EXERCISE TASK >> The complete listing should be restated exactly.

SUPPLIED RECORDS >>
____

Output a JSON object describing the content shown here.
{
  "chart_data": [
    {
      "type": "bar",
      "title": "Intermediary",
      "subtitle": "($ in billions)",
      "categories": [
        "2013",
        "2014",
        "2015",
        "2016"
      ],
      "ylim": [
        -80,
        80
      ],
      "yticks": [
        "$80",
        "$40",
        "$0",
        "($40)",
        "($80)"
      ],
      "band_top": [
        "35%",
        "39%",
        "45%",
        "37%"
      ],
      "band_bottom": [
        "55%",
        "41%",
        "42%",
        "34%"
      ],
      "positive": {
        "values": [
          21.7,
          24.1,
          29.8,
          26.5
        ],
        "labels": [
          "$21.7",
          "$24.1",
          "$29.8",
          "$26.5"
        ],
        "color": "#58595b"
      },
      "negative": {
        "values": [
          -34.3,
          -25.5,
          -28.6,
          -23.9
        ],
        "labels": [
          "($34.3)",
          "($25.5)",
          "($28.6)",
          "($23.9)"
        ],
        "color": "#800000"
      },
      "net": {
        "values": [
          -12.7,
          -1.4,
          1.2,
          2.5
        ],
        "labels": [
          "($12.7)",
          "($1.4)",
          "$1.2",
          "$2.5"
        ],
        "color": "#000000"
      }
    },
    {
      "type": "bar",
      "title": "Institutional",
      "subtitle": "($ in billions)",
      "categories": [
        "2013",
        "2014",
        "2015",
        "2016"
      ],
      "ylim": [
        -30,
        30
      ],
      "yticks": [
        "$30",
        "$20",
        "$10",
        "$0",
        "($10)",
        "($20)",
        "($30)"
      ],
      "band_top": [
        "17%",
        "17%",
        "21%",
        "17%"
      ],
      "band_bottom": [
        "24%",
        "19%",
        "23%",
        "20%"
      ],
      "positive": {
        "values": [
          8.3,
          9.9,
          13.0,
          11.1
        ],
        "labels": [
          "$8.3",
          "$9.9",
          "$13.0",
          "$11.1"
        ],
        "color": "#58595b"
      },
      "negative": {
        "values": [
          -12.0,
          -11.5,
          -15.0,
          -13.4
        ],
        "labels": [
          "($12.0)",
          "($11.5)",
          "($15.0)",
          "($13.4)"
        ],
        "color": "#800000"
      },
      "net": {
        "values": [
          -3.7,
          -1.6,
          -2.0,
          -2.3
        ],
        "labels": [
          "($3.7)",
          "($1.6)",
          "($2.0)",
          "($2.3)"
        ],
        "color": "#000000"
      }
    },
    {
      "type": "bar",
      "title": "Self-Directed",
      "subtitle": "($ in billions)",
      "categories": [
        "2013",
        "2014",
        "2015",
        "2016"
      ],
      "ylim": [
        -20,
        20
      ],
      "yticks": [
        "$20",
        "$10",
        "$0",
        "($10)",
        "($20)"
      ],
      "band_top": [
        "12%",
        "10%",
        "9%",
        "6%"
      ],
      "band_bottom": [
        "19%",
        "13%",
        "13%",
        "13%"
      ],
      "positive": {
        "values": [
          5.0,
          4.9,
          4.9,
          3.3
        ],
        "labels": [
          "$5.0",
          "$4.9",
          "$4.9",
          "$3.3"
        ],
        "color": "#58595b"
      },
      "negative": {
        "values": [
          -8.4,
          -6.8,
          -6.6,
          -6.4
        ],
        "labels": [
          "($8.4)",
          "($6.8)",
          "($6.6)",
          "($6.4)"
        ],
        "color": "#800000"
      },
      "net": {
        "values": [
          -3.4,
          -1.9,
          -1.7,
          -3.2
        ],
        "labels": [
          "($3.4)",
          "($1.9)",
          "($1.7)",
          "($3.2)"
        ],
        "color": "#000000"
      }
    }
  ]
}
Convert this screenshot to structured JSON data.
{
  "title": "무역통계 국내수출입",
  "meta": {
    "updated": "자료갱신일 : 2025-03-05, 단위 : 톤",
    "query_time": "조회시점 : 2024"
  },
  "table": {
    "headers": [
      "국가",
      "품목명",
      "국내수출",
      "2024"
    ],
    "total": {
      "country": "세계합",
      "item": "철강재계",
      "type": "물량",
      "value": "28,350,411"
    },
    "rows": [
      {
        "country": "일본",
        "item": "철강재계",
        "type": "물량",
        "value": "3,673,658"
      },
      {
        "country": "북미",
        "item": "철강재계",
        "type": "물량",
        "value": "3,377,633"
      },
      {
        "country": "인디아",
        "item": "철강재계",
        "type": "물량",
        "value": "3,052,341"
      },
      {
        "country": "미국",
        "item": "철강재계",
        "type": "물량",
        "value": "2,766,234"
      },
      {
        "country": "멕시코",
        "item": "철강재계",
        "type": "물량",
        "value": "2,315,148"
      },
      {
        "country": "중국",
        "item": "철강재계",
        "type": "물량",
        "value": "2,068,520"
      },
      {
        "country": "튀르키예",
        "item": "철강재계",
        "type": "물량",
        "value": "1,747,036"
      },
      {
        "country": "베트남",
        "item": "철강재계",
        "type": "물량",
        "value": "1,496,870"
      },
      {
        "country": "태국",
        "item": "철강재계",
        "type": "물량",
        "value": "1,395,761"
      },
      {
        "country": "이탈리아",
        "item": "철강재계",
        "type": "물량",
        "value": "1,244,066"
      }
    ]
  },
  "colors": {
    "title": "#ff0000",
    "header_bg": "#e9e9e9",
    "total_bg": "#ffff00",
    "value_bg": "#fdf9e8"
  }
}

____

EXPECTED ANSWER >>
Output a JSON object describing the content shown here.
{
  "chart_data": [
    {
      "type": "bar",
      "title": "Intermediary",
      "subtitle": "($ in billions)",
      "categories": [
        "2013",
        "2014",
        "2015",
        "2016"
      ],
      "ylim": [
        -80,
        80
      ],
      "yticks": [
        "$80",
        "$40",
        "$0",
        "($40)",
        "($80)"
      ],
      "band_top": [
        "35%",
        "39%",
        "45%",
        "37%"
      ],
      "band_bottom": [
        "55%",
        "41%",
        "42%",
        "34%"
      ],
      "positive": {
        "values": [
          21.7,
          24.1,
          29.8,
          26.5
        ],
        "labels": [
          "$21.7",
          "$24.1",
          "$29.8",
          "$26.5"
        ],
        "color": "#58595b"
      },
      "negative": {
        "values": [
          -34.3,
          -25.5,
          -28.6,
          -23.9
        ],
        "labels": [
          "($34.3)",
          "($25.5)",
          "($28.6)",
          "($23.9)"
        ],
        "color": "#800000"
      },
      "net": {
        "values": [
          -12.7,
          -1.4,
          1.2,
          2.5
        ],
        "labels": [
          "($12.7)",
          "($1.4)",
          "$1.2",
          "$2.5"
        ],
        "color": "#000000"
      }
    },
    {
      "type": "bar",
      "title": "Institutional",
      "subtitle": "($ in billions)",
      "categories": [
        "2013",
        "2014",
        "2015",
        "2016"
      ],
      "ylim": [
        -30,
        30
      ],
      "yticks": [
        "$30",
        "$20",
        "$10",
        "$0",
        "($10)",
        "($20)",
        "($30)"
      ],
      "band_top": [
        "17%",
        "17%",
        "21%",
        "17%"
      ],
      "band_bottom": [
        "24%",
        "19%",
        "23%",
        "20%"
      ],
      "positive": {
        "values": [
          8.3,
          9.9,
          13.0,
          11.1
        ],
        "labels": [
          "$8.3",
          "$9.9",
          "$13.0",
          "$11.1"
        ],
        "color": "#58595b"
      },
      "negative": {
        "values": [
          -12.0,
          -11.5,
          -15.0,
          -13.4
        ],
        "labels": [
          "($12.0)",
          "($11.5)",
          "($15.0)",
          "($13.4)"
        ],
        "color": "#800000"
      },
      "net": {
        "values": [
          -3.7,
          -1.6,
          -2.0,
          -2.3
        ],
        "labels": [
          "($3.7)",
          "($1.6)",
          "($2.0)",
          "($2.3)"
        ],
        "color": "#000000"
      }
    },
    {
      "type": "bar",
      "title": "Self-Directed",
      "subtitle": "($ in billions)",
      "categories": [
        "2013",
        "2014",
        "2015",
        "2016"
      ],
      "ylim": [
        -20,
        20
      ],
      "yticks": [
        "$20",
        "$10",
        "$0",
        "($10)",
        "($20)"
      ],
      "band_top": [
        "12%",
        "10%",
        "9%",
        "6%"
      ],
      "band_bottom": [
        "19%",
        "13%",
        "13%",
        "13%"
      ],
      "positive": {
        "values": [
          5.0,
          4.9,
          4.9,
          3.3
        ],
        "labels": [
          "$5.0",
          "$4.9",
          "$4.9",
          "$3.3"
        ],
        "color": "#58595b"
      },
      "negative": {
        "values": [
          -8.4,
          -6.8,
          -6.6,
          -6.4
        ],
        "labels": [
          "($8.4)",
          "($6.8)",
          "($6.6)",
          "($6.4)"
        ],
        "color": "#800000"
      },
      "net": {
        "values": [
          -3.4,
          -1.9,
          -1.7,
          -3.2
        ],
        "labels": [
          "($3.4)",
          "($1.9)",
          "($1.7)",
          "($3.2)"
        ],
        "color": "#000000"
      }
    }
  ]
}
Convert this screenshot to structured JSON data.
{
  "title": "무역통계 국내수출입",
  "meta": {
    "updated": "자료갱신일 : 2025-03-05, 단위 : 톤",
    "query_time": "조회시점 : 2024"
  },
  "table": {
    "headers": [
      "국가",
      "품목명",
      "국내수출",
      "2024"
    ],
    "total": {
      "country": "세계합",
      "item": "철강재계",
      "type": "물량",
      "value": "28,350,411"
    },
    "rows": [
      {
        "country": "일본",
        "item": "철강재계",
        "type": "물량",
        "value": "3,673,658"
      },
      {
        "country": "북미",
        "item": "철강재계",
        "type": "물량",
        "value": "3,377,633"
      },
      {
        "country": "인디아",
        "item": "철강재계",
        "type": "물량",
        "value": "3,052,341"
      },
      {
        "country": "미국",
        "item": "철강재계",
        "type": "물량",
        "value": "2,766,234"
      },
      {
        "country": "멕시코",
        "item": "철강재계",
        "type": "물량",
        "value": "2,315,148"
      },
      {
        "country": "중국",
        "item": "철강재계",
        "type": "물량",
        "value": "2,068,520"
      },
      {
        "country": "튀르키예",
        "item": "철강재계",
        "type": "물량",
        "value": "1,747,036"
      },
      {
        "country": "베트남",
        "item": "철강재계",
        "type": "물량",
        "value": "1,496,870"
      },
      {
        "country": "태국",
        "item": "철강재계",
        "type": "물량",
        "value": "1,395,761"
      },
      {
        "country": "이탈리아",
        "item": "철강재계",
        "type": "물량",
        "value": "1,244,066"
      }
    ]
  },
  "colors": {
    "title": "#ff0000",
    "header_bg": "#e9e9e9",
    "total_bg": "#ffff00",
    "value_bg": "#fdf9e8"
  }
}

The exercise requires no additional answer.